**Brief**
Can you copy out the data exactly? Leave the images out.
-------- Task data
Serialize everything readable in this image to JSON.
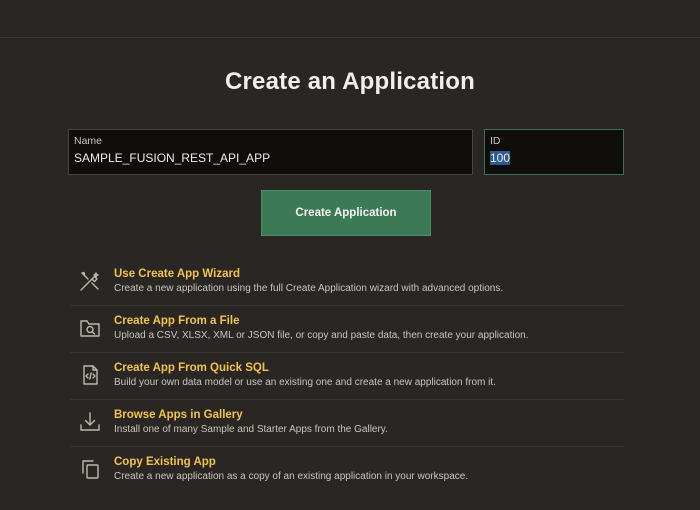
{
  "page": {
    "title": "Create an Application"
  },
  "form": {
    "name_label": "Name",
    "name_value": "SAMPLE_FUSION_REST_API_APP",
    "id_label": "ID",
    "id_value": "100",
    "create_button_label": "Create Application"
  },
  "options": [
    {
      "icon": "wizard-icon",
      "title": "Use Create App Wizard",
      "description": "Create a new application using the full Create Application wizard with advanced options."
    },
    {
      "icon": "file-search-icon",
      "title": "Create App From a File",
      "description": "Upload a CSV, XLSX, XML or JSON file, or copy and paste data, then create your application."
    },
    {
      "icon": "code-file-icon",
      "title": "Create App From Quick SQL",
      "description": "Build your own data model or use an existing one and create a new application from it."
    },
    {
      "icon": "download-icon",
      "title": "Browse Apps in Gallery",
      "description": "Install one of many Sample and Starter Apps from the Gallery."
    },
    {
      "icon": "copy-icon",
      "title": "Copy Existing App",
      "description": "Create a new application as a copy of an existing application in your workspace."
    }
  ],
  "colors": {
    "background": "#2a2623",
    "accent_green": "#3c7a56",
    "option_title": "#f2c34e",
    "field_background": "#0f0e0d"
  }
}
----------------
**The response**
Serialize everything readable in this image to JSON.
{
  "page": {
    "title": "Create an Application"
  },
  "form": {
    "name_label": "Name",
    "name_value": "SAMPLE_FUSION_REST_API_APP",
    "id_label": "ID",
    "id_value": "100",
    "create_button_label": "Create Application"
  },
  "options": [
    {
      "icon": "wizard-icon",
      "title": "Use Create App Wizard",
      "description": "Create a new application using the full Create Application wizard with advanced options."
    },
    {
      "icon": "file-search-icon",
      "title": "Create App From a File",
      "description": "Upload a CSV, XLSX, XML or JSON file, or copy and paste data, then create your application."
    },
    {
      "icon": "code-file-icon",
      "title": "Create App From Quick SQL",
      "description": "Build your own data model or use an existing one and create a new application from it."
    },
    {
      "icon": "download-icon",
      "title": "Browse Apps in Gallery",
      "description": "Install one of many Sample and Starter Apps from the Gallery."
    },
    {
      "icon": "copy-icon",
      "title": "Copy Existing App",
      "description": "Create a new application as a copy of an existing application in your workspace."
    }
  ],
  "colors": {
    "background": "#2a2623",
    "accent_green": "#3c7a56",
    "option_title": "#f2c34e",
    "field_background": "#0f0e0d"
  }
}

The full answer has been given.